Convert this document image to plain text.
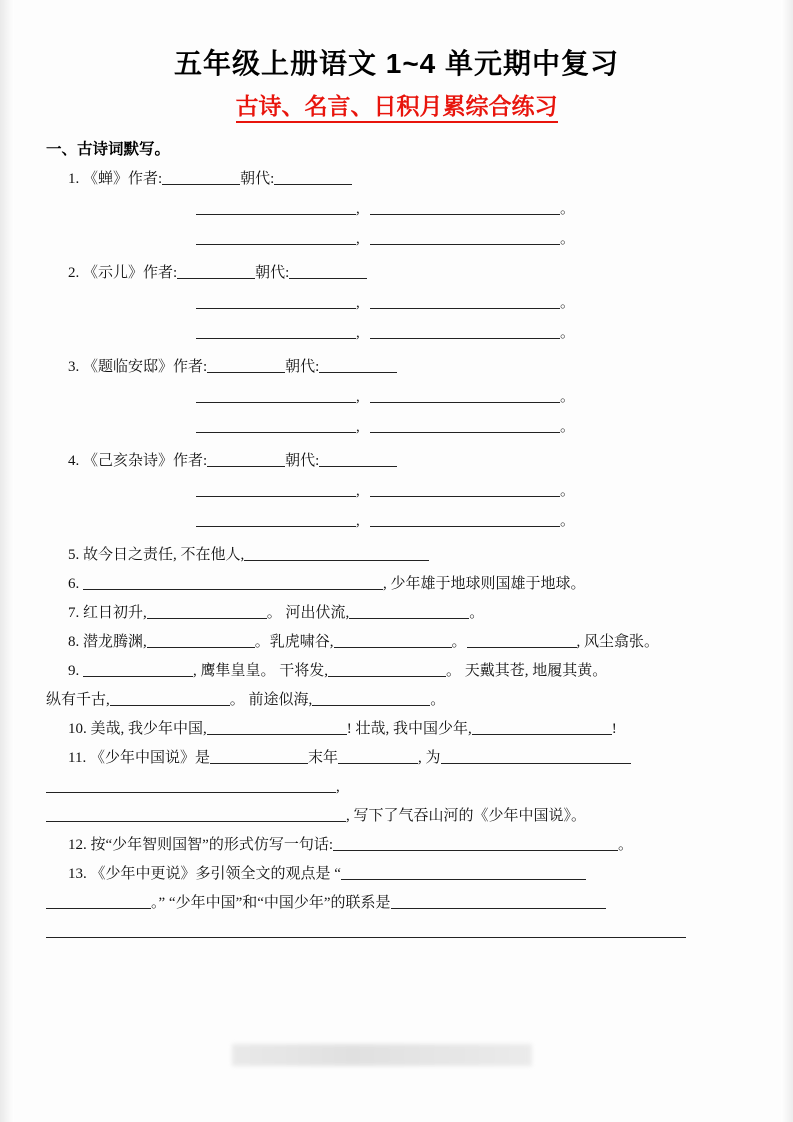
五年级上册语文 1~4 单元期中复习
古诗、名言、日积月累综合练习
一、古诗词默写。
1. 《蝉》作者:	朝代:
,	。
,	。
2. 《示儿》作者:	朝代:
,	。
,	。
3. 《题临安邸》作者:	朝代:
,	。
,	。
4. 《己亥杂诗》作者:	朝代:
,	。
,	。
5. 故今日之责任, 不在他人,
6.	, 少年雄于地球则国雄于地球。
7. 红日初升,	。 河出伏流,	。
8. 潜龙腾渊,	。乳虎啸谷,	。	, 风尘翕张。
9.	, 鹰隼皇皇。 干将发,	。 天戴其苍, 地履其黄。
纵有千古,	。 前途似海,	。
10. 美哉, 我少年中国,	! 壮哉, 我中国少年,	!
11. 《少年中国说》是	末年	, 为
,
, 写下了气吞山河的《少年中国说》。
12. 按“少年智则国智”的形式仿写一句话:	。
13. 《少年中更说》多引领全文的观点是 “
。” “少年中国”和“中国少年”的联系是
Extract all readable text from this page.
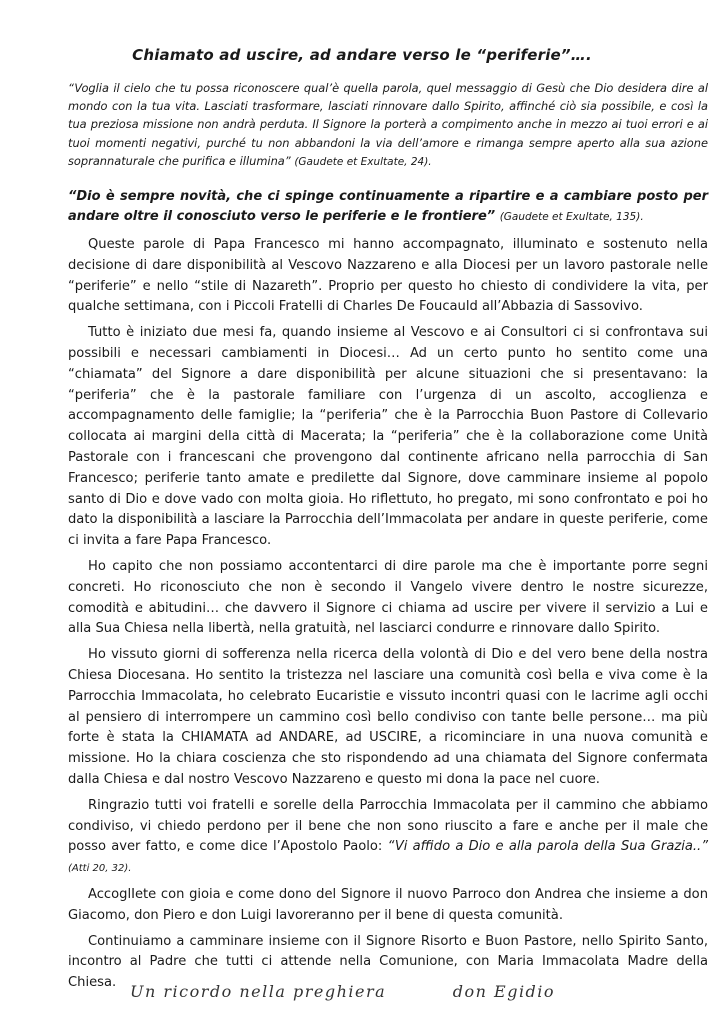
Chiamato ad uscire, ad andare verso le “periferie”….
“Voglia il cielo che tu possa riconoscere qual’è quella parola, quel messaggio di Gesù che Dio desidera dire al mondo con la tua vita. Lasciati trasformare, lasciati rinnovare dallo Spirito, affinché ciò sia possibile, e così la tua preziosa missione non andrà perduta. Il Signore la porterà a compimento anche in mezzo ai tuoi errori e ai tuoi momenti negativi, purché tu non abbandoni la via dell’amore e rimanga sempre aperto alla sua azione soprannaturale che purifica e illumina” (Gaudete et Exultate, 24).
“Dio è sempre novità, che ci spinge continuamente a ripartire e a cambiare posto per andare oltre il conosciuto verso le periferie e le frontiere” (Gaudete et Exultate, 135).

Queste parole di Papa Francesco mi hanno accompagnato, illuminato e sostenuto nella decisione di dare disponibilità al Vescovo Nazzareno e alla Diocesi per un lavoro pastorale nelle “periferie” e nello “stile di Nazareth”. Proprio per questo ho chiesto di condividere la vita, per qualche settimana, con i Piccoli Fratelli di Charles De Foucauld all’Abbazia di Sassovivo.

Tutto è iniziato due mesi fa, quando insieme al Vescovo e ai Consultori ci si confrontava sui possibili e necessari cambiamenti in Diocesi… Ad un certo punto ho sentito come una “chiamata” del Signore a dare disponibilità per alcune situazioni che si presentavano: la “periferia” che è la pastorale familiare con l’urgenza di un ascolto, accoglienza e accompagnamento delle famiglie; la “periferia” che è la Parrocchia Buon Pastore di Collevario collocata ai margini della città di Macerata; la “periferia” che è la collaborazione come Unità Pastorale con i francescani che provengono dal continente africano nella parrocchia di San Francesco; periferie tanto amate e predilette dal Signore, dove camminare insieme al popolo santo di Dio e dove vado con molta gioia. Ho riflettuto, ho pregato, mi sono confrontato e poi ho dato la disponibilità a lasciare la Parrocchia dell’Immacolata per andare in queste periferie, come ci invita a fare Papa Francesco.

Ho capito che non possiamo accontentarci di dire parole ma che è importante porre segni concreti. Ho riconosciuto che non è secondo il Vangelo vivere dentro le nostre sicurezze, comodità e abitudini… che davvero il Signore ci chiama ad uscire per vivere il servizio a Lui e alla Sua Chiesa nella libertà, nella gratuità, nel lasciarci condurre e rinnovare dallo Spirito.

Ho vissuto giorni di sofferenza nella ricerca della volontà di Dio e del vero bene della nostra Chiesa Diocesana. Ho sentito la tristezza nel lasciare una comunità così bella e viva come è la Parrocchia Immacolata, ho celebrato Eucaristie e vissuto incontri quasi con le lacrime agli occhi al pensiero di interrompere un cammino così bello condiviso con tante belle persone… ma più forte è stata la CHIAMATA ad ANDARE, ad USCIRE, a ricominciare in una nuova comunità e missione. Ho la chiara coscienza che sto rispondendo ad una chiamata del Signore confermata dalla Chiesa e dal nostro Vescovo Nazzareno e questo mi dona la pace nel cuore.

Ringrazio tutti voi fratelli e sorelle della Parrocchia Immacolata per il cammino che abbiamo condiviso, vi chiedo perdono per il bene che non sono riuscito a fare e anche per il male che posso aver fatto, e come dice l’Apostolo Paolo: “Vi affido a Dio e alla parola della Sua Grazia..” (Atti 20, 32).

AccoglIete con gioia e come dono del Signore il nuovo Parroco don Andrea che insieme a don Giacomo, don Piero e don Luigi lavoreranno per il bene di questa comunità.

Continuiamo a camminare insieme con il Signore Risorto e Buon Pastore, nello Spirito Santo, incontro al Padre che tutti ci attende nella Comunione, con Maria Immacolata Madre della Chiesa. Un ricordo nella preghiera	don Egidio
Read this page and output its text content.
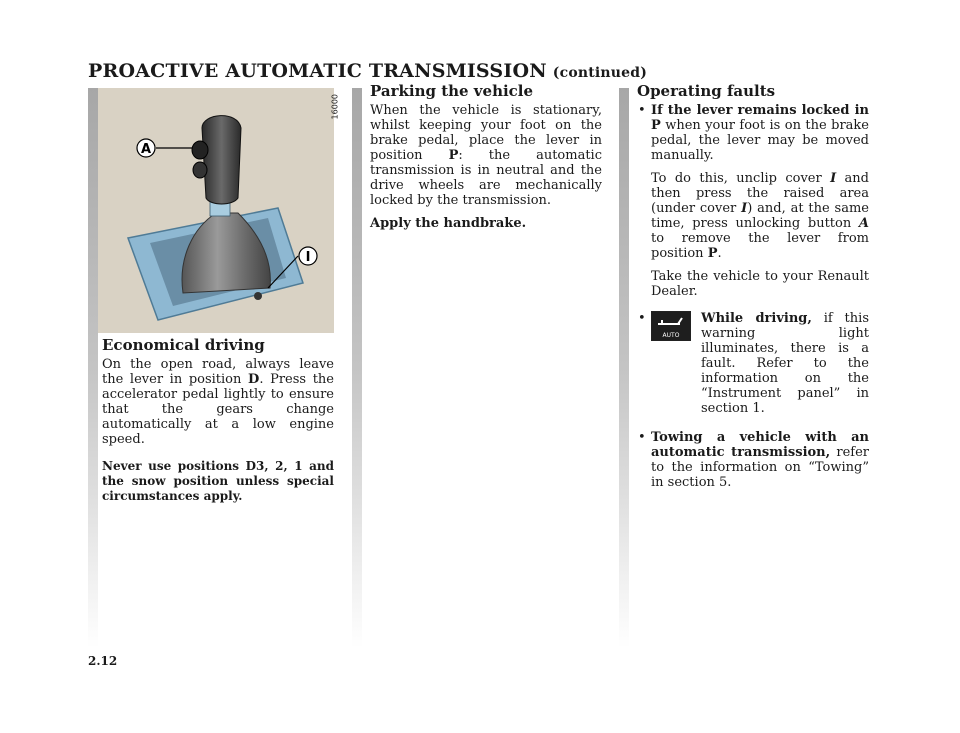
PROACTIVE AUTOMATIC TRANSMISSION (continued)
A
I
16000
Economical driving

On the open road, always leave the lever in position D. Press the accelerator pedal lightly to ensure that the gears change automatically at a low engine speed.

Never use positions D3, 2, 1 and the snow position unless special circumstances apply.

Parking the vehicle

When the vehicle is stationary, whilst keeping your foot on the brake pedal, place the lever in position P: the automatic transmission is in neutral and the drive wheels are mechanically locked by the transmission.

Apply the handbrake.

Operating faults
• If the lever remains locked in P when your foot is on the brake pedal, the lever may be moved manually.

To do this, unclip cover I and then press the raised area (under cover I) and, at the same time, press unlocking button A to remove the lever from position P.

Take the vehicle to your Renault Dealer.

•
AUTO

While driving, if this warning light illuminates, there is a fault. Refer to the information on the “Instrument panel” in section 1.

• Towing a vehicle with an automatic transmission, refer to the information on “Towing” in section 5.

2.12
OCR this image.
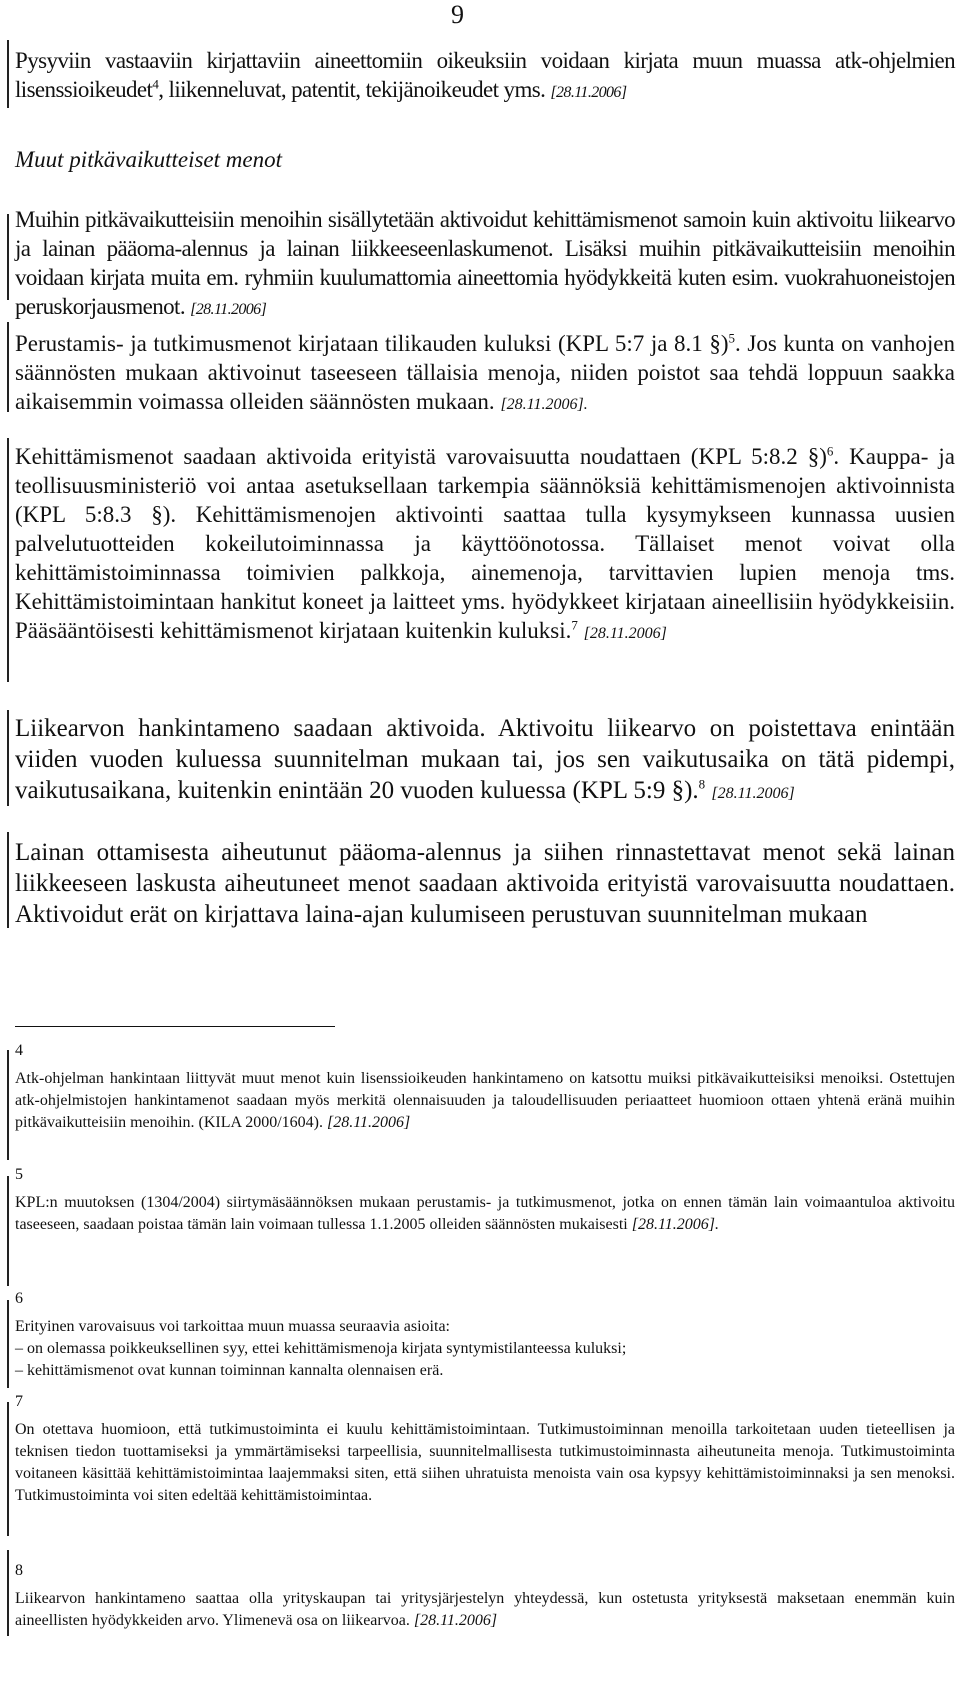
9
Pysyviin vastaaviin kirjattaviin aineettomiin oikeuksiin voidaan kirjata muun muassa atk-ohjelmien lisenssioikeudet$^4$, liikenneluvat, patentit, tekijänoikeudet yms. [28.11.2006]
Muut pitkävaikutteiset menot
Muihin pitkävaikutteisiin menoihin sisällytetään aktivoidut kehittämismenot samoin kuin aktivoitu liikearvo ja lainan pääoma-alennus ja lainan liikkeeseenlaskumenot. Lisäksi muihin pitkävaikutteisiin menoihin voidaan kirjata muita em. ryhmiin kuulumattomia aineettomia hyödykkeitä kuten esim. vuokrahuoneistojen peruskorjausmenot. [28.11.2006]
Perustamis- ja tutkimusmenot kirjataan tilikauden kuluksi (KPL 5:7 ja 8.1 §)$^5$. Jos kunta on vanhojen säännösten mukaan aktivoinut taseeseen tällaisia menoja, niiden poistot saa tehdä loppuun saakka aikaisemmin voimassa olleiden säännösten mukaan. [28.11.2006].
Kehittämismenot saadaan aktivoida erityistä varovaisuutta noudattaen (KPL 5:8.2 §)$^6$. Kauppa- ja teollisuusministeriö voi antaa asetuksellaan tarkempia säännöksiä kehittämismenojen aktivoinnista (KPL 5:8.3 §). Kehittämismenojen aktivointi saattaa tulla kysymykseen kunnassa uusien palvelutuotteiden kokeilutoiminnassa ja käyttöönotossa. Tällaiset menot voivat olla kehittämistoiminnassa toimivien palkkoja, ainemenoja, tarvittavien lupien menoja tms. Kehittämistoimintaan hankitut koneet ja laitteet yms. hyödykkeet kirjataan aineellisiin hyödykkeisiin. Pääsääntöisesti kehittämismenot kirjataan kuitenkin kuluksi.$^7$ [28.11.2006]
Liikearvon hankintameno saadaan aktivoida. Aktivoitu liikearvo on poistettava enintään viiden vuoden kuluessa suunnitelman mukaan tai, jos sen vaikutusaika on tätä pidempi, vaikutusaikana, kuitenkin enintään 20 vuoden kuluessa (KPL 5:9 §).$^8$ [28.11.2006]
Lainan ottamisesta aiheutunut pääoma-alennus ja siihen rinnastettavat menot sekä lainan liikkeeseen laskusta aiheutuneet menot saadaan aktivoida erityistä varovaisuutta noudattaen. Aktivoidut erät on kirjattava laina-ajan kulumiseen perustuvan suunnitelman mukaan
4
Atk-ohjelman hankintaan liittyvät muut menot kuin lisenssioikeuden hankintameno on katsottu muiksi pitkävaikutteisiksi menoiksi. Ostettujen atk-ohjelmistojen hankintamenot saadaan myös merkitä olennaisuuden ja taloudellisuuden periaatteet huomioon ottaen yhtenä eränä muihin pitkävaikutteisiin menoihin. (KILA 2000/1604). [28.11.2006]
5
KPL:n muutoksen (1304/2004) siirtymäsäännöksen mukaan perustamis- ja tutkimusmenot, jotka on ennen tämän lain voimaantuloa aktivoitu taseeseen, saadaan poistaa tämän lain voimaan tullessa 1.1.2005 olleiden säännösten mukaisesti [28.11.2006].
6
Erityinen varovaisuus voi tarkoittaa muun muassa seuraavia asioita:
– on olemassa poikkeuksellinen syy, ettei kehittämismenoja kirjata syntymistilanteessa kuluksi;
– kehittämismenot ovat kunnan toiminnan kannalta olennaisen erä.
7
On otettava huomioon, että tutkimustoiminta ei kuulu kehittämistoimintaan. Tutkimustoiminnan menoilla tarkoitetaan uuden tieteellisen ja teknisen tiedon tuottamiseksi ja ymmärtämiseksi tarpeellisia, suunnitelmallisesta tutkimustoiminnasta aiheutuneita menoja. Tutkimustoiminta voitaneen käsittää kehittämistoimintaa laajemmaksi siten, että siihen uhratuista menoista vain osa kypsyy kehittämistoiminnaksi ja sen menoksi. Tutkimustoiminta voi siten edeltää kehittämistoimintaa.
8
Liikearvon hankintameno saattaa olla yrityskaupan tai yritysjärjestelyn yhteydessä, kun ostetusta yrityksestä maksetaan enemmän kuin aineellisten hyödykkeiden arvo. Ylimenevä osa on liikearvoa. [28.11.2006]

○ ○ ○ ○

• _EXERCISE DIRECTIONS_: Filter the entries down to the lines containing "hankintameno". Copy each of those lines.

• _COMPLETE ANSWER_:
Liikearvon hankintameno saadaan aktivoida. Aktivoitu liikearvo on poistettava enintään viiden vuoden kuluessa suunnitelman mukaan tai, jos sen vaikutusaika on tätä pidempi, vaikutusaikana, kuitenkin enintään 20 vuoden kuluessa (KPL 5:9 §).$^8$ [28.11.2006]
Atk-ohjelman hankintaan liittyvät muut menot kuin lisenssioikeuden hankintameno on katsottu muiksi pitkävaikutteisiksi menoiksi. Ostettujen atk-ohjelmistojen hankintamenot saadaan myös merkitä olennaisuuden ja taloudellisuuden periaatteet huomioon ottaen yhtenä eränä muihin pitkävaikutteisiin menoihin. (KILA 2000/1604). [28.11.2006]
Liikearvon hankintameno saattaa olla yrityskaupan tai yritysjärjestelyn yhteydessä, kun ostetusta yrityksestä maksetaan enemmän kuin aineellisten hyödykkeiden arvo. Ylimenevä osa on liikearvoa. [28.11.2006]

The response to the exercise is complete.